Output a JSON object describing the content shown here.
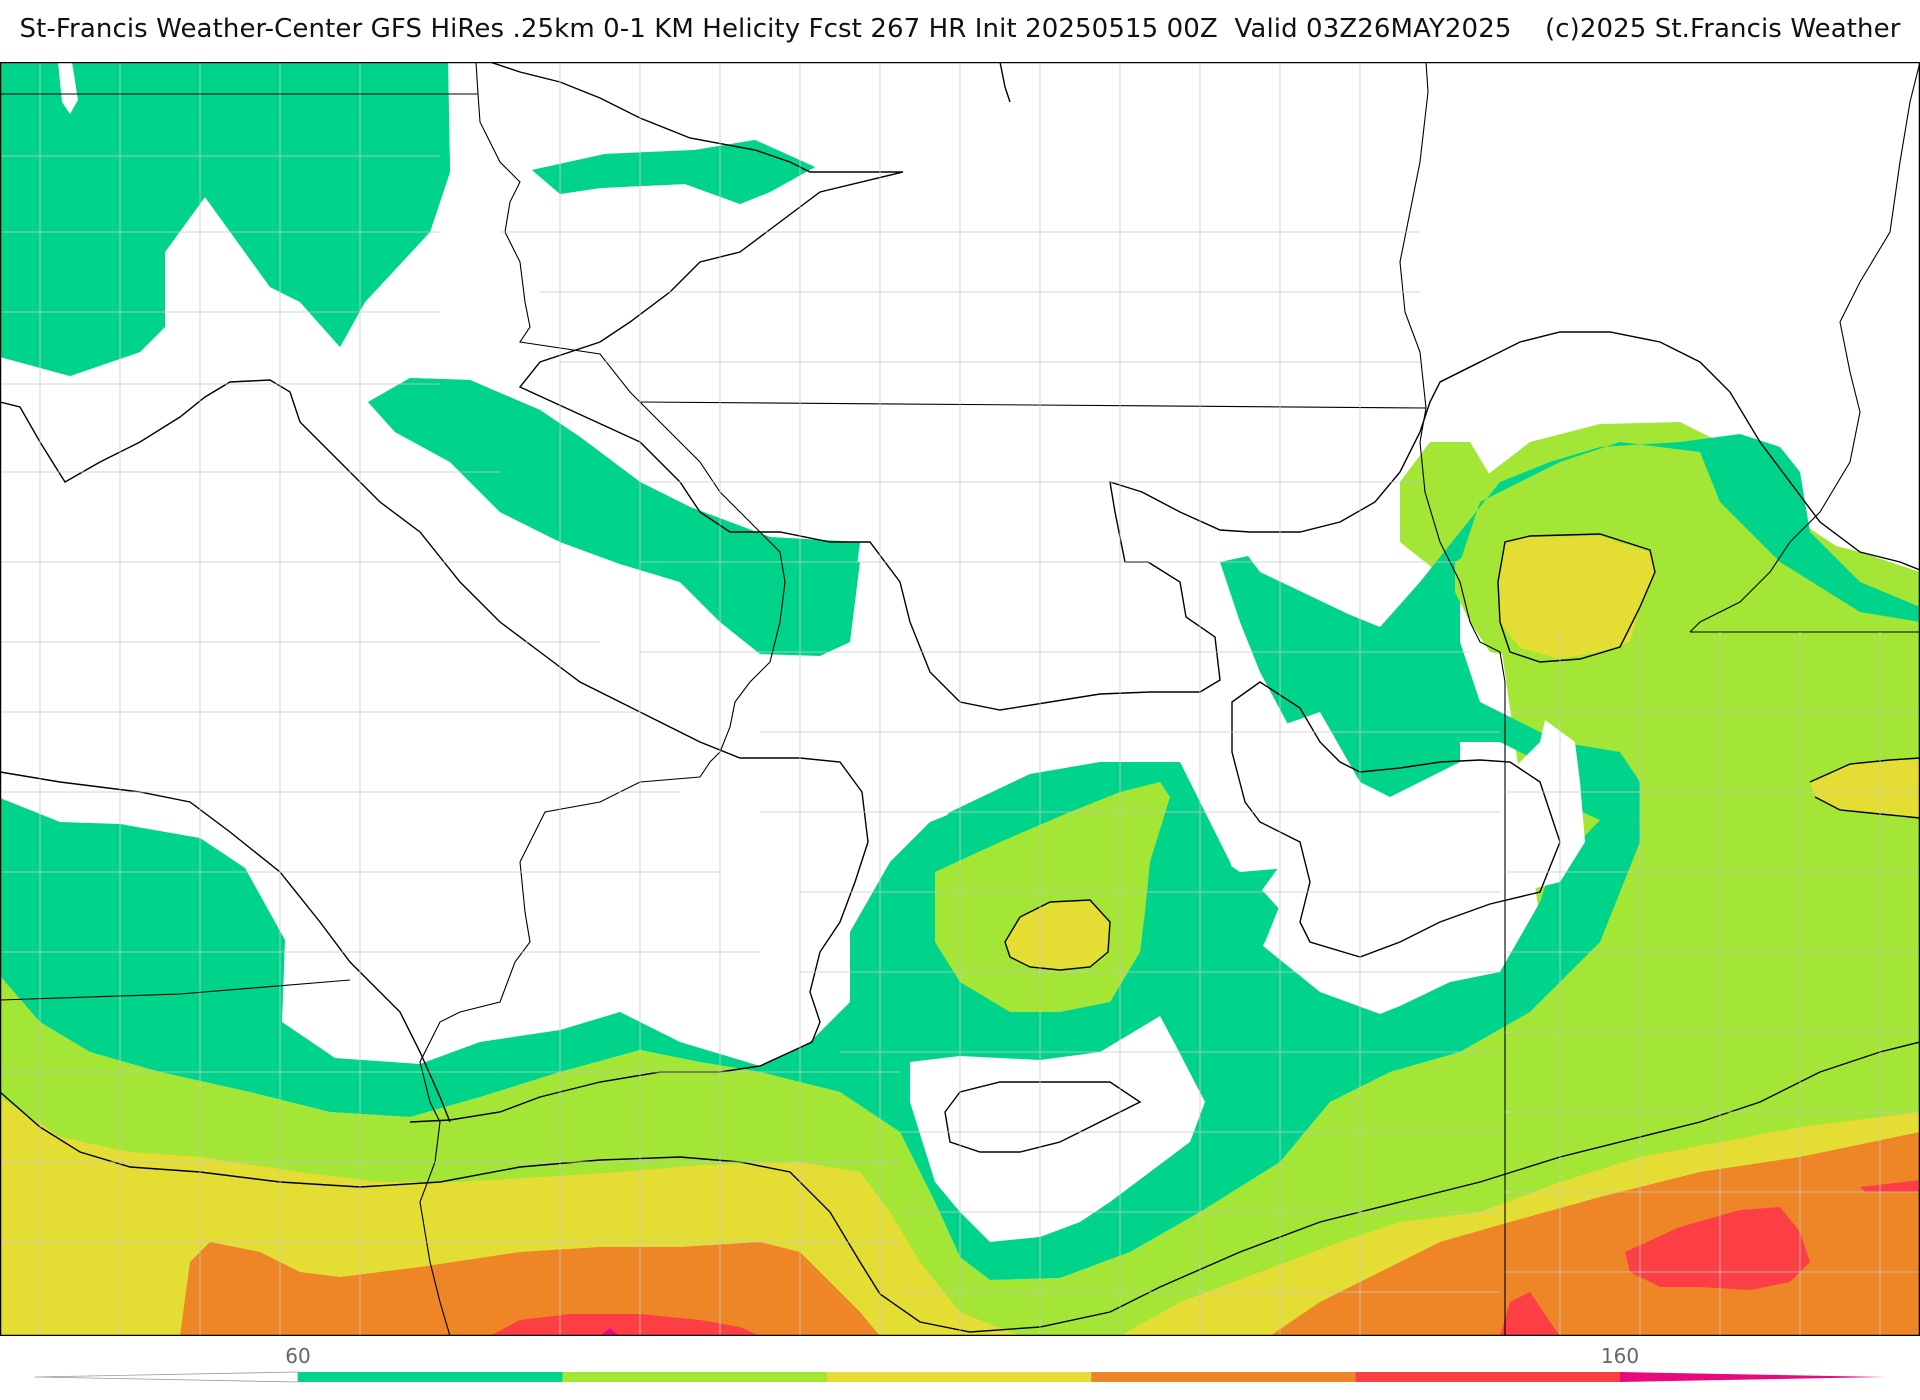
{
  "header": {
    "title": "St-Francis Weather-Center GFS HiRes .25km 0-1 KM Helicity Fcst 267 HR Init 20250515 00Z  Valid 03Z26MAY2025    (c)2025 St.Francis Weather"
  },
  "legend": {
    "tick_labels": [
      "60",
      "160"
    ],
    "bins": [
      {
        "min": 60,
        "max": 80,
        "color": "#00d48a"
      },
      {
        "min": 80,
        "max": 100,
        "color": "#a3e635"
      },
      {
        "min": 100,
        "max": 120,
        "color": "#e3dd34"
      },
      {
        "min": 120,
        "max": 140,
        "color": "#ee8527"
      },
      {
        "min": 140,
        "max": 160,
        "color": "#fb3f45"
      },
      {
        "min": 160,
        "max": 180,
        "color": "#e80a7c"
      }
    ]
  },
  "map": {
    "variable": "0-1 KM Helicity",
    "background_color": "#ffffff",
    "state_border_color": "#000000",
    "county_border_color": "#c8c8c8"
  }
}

= = = = =

# GOAL OF THE EXERCISE
Write out each line of the data exactly; the images should be left out.

# EXPECTED OUTPUT
Output a JSON object describing the content shown here.
{
  "header": {
    "title": "St-Francis Weather-Center GFS HiRes .25km 0-1 KM Helicity Fcst 267 HR Init 20250515 00Z  Valid 03Z26MAY2025    (c)2025 St.Francis Weather"
  },
  "legend": {
    "tick_labels": [
      "60",
      "160"
    ],
    "bins": [
      {
        "min": 60,
        "max": 80,
        "color": "#00d48a"
      },
      {
        "min": 80,
        "max": 100,
        "color": "#a3e635"
      },
      {
        "min": 100,
        "max": 120,
        "color": "#e3dd34"
      },
      {
        "min": 120,
        "max": 140,
        "color": "#ee8527"
      },
      {
        "min": 140,
        "max": 160,
        "color": "#fb3f45"
      },
      {
        "min": 160,
        "max": 180,
        "color": "#e80a7c"
      }
    ]
  },
  "map": {
    "variable": "0-1 KM Helicity",
    "background_color": "#ffffff",
    "state_border_color": "#000000",
    "county_border_color": "#c8c8c8"
  }
}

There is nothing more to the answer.